## [STATED PROBLEM]
For each line below that contains the string "name", copy that line.

* Begin MATERIAL *

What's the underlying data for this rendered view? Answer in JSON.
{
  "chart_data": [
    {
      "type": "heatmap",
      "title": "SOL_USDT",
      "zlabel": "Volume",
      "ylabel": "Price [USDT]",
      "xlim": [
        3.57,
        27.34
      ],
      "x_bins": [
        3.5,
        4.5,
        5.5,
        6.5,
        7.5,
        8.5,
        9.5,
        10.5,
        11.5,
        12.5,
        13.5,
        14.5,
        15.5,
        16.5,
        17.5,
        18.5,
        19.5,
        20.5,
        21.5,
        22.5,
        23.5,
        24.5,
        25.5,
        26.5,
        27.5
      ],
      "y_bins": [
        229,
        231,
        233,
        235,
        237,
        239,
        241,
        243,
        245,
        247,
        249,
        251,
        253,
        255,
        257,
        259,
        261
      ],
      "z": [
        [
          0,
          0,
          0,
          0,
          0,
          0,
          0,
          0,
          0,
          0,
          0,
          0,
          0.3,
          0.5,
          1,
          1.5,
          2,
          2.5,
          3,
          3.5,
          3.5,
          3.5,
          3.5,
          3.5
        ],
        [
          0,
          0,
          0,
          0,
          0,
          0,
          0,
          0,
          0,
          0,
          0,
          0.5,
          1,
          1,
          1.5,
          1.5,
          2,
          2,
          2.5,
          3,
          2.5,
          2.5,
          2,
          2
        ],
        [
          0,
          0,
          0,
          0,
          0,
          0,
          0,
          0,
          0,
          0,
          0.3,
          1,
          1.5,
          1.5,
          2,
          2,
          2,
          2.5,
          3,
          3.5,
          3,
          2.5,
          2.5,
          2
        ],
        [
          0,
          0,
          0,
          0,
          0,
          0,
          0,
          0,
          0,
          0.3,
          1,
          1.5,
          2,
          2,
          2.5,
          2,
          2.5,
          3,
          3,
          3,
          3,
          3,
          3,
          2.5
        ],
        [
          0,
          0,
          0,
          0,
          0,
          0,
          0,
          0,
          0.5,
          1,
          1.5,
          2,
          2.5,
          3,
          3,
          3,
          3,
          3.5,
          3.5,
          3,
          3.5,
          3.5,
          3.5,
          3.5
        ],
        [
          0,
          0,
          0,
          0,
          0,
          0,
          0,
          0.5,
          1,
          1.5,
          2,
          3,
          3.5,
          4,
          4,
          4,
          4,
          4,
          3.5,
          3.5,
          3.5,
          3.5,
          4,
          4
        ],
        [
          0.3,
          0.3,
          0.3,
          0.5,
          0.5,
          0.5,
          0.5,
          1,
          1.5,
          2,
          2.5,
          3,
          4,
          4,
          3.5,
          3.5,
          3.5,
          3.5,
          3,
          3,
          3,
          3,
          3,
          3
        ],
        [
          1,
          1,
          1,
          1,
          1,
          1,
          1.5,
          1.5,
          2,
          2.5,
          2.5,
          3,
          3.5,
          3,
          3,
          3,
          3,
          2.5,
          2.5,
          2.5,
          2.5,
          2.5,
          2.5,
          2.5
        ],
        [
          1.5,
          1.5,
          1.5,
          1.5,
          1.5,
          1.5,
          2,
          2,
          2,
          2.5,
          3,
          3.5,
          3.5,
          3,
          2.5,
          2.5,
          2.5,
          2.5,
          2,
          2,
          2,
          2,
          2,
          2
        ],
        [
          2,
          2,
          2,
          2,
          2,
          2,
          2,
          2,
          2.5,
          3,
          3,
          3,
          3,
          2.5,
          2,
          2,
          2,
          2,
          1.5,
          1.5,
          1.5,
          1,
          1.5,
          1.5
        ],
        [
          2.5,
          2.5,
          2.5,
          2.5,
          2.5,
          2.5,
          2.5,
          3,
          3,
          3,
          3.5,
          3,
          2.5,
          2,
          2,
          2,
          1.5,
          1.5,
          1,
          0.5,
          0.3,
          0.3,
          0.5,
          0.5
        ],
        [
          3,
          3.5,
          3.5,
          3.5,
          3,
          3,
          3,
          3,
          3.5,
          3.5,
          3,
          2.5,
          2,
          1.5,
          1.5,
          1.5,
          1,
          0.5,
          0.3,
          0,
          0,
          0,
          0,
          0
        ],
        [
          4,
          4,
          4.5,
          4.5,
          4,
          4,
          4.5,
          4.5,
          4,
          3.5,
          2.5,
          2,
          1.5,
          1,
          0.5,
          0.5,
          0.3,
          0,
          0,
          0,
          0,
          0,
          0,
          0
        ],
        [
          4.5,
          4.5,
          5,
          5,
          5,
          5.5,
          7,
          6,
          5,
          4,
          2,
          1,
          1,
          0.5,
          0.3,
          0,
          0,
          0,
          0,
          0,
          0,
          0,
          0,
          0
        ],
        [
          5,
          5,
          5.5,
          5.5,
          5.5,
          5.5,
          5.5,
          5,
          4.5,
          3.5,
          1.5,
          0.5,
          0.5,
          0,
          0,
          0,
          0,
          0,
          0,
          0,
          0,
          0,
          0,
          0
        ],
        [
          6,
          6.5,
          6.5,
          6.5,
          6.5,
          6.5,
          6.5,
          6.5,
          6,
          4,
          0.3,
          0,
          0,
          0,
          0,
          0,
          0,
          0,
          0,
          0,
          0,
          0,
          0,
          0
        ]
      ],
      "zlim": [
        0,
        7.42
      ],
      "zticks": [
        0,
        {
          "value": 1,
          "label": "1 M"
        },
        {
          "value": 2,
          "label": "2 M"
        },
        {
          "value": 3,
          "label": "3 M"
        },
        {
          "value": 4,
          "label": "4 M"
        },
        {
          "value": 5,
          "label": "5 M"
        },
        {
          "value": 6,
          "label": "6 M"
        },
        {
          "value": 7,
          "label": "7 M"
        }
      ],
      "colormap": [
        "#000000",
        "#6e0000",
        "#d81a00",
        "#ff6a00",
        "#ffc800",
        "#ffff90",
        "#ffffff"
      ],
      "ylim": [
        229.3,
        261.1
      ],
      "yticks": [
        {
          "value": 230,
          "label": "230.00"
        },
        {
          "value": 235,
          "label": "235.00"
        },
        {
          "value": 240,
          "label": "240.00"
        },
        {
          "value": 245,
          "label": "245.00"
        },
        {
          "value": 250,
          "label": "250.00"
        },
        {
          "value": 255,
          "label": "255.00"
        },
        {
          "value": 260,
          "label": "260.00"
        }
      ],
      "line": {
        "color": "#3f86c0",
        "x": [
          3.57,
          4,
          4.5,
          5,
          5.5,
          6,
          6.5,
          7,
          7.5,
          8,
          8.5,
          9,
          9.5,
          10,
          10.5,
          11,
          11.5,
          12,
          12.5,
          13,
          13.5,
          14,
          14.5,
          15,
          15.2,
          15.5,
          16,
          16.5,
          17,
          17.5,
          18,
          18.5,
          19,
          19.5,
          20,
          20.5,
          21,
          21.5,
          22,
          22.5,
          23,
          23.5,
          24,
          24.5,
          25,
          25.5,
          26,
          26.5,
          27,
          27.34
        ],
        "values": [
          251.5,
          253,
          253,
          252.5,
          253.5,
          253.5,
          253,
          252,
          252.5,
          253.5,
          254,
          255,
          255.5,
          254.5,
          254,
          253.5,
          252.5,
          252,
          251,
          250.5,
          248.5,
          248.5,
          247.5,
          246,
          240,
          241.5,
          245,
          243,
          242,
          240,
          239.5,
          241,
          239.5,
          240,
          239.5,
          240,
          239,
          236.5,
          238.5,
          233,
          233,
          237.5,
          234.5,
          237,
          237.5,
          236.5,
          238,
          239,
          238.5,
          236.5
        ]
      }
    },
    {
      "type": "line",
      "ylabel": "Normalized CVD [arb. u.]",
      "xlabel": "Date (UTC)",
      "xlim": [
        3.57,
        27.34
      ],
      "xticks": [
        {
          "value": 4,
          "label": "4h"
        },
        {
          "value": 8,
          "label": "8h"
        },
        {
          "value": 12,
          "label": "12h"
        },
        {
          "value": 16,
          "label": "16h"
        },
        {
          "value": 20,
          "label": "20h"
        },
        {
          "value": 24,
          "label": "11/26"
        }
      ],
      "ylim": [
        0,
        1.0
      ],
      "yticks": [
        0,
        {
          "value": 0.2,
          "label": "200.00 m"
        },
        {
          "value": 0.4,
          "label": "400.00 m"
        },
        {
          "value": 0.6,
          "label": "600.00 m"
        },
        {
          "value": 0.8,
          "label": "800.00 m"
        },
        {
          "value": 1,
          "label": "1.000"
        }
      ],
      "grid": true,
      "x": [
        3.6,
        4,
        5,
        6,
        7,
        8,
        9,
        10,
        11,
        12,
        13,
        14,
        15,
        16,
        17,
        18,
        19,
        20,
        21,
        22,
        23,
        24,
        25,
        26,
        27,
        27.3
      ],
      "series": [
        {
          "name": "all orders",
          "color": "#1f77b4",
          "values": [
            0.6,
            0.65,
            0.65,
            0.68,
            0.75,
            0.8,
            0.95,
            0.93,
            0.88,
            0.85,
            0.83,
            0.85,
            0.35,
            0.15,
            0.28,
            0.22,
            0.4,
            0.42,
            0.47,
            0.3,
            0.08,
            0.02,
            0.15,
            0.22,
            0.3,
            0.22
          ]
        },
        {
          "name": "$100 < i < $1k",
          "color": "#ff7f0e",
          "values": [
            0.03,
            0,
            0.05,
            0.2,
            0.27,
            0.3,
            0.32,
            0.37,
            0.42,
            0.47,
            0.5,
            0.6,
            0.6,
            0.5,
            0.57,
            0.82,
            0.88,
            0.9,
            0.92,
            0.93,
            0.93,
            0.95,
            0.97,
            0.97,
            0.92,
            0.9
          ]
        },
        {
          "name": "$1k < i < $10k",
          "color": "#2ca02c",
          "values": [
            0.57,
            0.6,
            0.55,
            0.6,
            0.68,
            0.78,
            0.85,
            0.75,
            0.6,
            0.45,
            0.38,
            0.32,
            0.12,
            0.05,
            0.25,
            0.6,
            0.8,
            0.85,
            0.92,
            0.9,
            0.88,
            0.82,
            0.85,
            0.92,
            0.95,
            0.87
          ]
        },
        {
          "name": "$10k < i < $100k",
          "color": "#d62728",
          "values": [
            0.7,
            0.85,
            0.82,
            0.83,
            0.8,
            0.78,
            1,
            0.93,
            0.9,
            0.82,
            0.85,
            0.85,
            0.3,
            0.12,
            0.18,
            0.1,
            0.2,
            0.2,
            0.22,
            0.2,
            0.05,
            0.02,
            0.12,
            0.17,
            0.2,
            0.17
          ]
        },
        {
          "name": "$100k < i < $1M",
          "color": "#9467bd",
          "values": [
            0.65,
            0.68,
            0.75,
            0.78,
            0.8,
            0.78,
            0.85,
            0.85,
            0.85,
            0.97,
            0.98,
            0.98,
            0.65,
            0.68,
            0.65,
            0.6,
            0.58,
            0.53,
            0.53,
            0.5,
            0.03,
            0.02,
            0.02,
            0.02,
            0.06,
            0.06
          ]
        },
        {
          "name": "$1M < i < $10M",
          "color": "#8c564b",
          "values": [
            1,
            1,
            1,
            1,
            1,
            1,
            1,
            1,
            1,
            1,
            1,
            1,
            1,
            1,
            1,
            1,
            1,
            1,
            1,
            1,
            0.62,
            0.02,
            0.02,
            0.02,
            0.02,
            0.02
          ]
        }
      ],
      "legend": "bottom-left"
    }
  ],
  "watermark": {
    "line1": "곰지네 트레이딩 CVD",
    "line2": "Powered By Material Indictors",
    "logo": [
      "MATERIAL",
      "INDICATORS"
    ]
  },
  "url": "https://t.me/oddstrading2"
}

* End MATERIAL *

## [RESULT]
          "name": "all orders",
          "name": "$100 < i < $1k",
          "name": "$1k < i < $10k",
          "name": "$10k < i < $100k",
          "name": "$100k < i < $1M",
          "name": "$1M < i < $10M",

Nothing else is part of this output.